• **YOUR GOAL**: Wherever a line in the data below holds "одежды", copy that line.

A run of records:
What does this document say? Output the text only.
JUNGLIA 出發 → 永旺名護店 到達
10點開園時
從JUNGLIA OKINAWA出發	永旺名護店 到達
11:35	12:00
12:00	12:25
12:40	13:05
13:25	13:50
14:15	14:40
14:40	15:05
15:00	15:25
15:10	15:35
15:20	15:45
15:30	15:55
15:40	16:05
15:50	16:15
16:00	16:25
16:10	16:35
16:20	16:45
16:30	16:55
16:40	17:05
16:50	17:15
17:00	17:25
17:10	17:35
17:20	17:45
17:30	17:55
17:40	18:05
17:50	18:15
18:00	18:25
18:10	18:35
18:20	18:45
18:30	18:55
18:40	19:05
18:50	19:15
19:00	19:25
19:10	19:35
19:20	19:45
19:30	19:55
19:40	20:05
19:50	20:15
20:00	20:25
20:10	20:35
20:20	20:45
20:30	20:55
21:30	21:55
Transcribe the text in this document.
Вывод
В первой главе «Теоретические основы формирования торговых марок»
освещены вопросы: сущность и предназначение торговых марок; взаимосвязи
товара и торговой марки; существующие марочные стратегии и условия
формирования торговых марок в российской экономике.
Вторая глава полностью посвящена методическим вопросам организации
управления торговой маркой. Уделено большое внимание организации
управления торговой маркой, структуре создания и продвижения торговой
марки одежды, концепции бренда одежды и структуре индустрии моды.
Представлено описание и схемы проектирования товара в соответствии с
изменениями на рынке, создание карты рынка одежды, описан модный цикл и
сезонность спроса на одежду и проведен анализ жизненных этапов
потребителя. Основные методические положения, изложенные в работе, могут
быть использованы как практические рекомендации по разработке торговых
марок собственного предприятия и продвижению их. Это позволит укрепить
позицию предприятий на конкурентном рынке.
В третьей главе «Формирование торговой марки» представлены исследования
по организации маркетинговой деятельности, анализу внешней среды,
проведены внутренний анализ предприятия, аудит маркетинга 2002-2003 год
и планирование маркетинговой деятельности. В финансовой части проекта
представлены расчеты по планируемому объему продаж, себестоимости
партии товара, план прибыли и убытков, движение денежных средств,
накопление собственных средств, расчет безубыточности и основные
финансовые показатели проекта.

• **THE SOLUTION**:
марки одежды, концепции бренда одежды и структуре индустрии моды.
изменениями на рынке, создание карты рынка одежды, описан модный цикл и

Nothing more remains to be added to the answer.